• **対象テキスト**
==================================================
Shiki’s Weblog
『土佐日記』を訳しなおしてみる ― その2
2020/01/04, 加筆・改訂: 2020/01/20, 1/25(十八日)
その1につづいて『土佐日記』から。今回は、『土佐日記』の1月7日から1月21日のぶんまでを訳しなおしてみました。
1/7 若菜の節の日
七日になってしまった。おなじみなとにいる。きょうは白馬(の節会)をおもったけれど、しかたがない。ただ、しろい波だけがみえる。
そういているうちに、池というなまえのばしょのひとの家から、(池の)コイはなくても、フナからはじまって、川のもの、海のもの、そのほかのものまで、ながびつにかついで、つぎつぎにおくってきた。
(ながびつのなかの)若菜がきょうをしらせる。うたがある。そのうた。
==================================================
• **実施タスク**
**a.** 上の『土佐日記』の訳文から、「Shiki’s Weblog」で始まり「で、つぎつぎにおくってきた。」で終わる部分を一字一句そのまま書き写してください。
**b.** 下のレコードを、冒頭から「stats-value-cell: 66 % [770, 194, 994, 232]」を含む行まで（両端を含む）そのまま引用してください。

• **レコード一覧**
==================================================
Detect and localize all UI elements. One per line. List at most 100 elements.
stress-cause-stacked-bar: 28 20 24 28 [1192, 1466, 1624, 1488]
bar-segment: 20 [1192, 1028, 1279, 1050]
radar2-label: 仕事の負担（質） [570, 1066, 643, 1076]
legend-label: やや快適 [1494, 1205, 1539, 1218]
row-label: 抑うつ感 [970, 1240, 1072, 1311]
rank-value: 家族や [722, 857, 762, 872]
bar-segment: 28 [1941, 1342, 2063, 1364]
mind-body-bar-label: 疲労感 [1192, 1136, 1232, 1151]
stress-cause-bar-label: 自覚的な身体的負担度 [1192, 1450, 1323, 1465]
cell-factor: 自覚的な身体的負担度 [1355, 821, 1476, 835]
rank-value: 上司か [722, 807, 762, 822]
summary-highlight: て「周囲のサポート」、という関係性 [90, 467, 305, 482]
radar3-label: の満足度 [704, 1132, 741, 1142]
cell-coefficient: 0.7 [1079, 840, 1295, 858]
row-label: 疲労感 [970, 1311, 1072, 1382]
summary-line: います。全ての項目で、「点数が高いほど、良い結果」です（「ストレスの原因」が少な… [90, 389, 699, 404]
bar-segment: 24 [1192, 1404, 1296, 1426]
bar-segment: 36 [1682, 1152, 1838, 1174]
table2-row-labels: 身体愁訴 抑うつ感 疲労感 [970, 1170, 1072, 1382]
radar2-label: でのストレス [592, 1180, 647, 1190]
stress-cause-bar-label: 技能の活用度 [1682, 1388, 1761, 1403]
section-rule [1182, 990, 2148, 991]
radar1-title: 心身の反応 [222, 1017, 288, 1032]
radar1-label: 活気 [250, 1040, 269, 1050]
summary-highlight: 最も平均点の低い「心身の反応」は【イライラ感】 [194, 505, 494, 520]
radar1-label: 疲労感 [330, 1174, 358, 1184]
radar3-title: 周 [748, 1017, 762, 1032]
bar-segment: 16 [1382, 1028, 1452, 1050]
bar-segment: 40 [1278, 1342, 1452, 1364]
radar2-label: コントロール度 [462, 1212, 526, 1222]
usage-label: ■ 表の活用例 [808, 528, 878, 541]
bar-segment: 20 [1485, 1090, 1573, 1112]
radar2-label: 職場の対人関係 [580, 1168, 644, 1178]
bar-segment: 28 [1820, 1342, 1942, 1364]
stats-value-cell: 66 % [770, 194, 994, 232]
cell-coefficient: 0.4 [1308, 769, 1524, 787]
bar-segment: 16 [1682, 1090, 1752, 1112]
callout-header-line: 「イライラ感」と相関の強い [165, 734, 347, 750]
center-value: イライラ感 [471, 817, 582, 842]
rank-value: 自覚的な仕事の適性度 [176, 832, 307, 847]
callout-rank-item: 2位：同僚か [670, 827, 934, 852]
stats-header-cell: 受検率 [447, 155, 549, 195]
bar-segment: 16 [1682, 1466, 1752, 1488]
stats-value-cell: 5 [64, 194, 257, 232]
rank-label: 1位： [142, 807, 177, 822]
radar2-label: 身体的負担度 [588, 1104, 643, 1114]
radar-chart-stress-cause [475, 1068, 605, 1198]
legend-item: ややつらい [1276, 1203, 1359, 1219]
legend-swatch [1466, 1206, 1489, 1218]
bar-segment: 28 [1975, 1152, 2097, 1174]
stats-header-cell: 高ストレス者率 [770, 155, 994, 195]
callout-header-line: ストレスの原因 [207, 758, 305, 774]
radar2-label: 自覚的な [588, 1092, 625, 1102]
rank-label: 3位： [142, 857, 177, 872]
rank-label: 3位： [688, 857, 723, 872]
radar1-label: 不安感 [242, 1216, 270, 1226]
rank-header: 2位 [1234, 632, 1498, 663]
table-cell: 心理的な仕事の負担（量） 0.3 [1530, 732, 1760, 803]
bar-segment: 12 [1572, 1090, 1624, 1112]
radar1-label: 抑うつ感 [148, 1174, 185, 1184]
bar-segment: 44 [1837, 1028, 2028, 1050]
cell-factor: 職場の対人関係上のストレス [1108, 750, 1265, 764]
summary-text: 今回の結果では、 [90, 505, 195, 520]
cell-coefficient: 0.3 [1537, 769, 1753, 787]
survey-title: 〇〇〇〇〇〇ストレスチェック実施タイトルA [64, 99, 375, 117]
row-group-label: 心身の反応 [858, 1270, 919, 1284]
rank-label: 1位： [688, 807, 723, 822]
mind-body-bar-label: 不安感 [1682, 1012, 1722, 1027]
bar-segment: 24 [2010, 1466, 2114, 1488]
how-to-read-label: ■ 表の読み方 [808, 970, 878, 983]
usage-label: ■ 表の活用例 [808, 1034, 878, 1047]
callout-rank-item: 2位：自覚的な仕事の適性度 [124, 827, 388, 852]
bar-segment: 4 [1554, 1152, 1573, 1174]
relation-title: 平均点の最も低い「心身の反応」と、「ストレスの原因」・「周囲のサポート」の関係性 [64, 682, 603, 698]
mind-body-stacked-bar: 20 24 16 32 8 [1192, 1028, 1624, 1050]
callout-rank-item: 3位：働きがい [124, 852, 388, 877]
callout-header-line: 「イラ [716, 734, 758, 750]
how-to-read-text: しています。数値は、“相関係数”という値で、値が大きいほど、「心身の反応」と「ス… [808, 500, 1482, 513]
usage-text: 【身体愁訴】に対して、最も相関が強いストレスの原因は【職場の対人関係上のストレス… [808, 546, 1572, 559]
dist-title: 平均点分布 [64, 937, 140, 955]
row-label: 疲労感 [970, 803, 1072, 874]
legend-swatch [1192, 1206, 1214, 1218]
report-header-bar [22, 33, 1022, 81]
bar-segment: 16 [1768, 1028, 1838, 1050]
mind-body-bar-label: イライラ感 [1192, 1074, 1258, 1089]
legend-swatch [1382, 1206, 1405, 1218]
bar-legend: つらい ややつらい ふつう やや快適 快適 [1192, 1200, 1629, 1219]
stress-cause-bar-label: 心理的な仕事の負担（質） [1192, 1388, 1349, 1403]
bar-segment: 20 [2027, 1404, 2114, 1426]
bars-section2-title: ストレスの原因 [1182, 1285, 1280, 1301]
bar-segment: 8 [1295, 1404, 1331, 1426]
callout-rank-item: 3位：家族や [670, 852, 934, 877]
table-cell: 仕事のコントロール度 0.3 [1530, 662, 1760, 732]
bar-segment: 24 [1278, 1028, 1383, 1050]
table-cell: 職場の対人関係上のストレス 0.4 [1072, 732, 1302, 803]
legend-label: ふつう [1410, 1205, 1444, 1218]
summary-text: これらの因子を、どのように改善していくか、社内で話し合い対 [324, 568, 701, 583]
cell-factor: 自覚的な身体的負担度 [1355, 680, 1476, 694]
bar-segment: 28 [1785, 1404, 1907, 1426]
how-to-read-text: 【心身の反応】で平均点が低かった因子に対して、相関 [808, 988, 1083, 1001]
==================================================
• **タスクの解答**
**a.**
Shiki’s Weblog
『土佐日記』を訳しなおしてみる ― その2
2020/01/04, 加筆・改訂: 2020/01/20, 1/25(十八日)
その1につづいて『土佐日記』から。今回は、『土佐日記』の1月7日から1月21日のぶんまでを訳しなおしてみました。
1/7 若菜の節の日
七日になってしまった。おなじみなとにいる。きょうは白馬(の節会)をおもったけれど、しかたがない。ただ、しろい波だけがみえる。
そういているうちに、池というなまえのばしょのひとの家から、(池の)コイはなくても、フナからはじまって、川のもの、海のもの、そのほかのものまで、ながびつにかついで、つぎつぎにおくってきた。

**b.**
Detect and localize all UI elements. One per line. List at most 100 elements.
stress-cause-stacked-bar: 28 20 24 28 [1192, 1466, 1624, 1488]
bar-segment: 20 [1192, 1028, 1279, 1050]
radar2-label: 仕事の負担（質） [570, 1066, 643, 1076]
legend-label: やや快適 [1494, 1205, 1539, 1218]
row-label: 抑うつ感 [970, 1240, 1072, 1311]
rank-value: 家族や [722, 857, 762, 872]
bar-segment: 28 [1941, 1342, 2063, 1364]
mind-body-bar-label: 疲労感 [1192, 1136, 1232, 1151]
stress-cause-bar-label: 自覚的な身体的負担度 [1192, 1450, 1323, 1465]
cell-factor: 自覚的な身体的負担度 [1355, 821, 1476, 835]
rank-value: 上司か [722, 807, 762, 822]
summary-highlight: て「周囲のサポート」、という関係性 [90, 467, 305, 482]
radar3-label: の満足度 [704, 1132, 741, 1142]
cell-coefficient: 0.7 [1079, 840, 1295, 858]
row-label: 疲労感 [970, 1311, 1072, 1382]
summary-line: います。全ての項目で、「点数が高いほど、良い結果」です（「ストレスの原因」が少な… [90, 389, 699, 404]
bar-segment: 24 [1192, 1404, 1296, 1426]
bar-segment: 36 [1682, 1152, 1838, 1174]
table2-row-labels: 身体愁訴 抑うつ感 疲労感 [970, 1170, 1072, 1382]
radar2-label: でのストレス [592, 1180, 647, 1190]
stress-cause-bar-label: 技能の活用度 [1682, 1388, 1761, 1403]
section-rule [1182, 990, 2148, 991]
radar1-title: 心身の反応 [222, 1017, 288, 1032]
radar1-label: 活気 [250, 1040, 269, 1050]
summary-highlight: 最も平均点の低い「心身の反応」は【イライラ感】 [194, 505, 494, 520]
radar1-label: 疲労感 [330, 1174, 358, 1184]
radar3-title: 周 [748, 1017, 762, 1032]
bar-segment: 16 [1382, 1028, 1452, 1050]
bar-segment: 40 [1278, 1342, 1452, 1364]
radar2-label: コントロール度 [462, 1212, 526, 1222]
usage-label: ■ 表の活用例 [808, 528, 878, 541]
bar-segment: 20 [1485, 1090, 1573, 1112]
radar2-label: 職場の対人関係 [580, 1168, 644, 1178]
bar-segment: 28 [1820, 1342, 1942, 1364]
stats-value-cell: 66 % [770, 194, 994, 232]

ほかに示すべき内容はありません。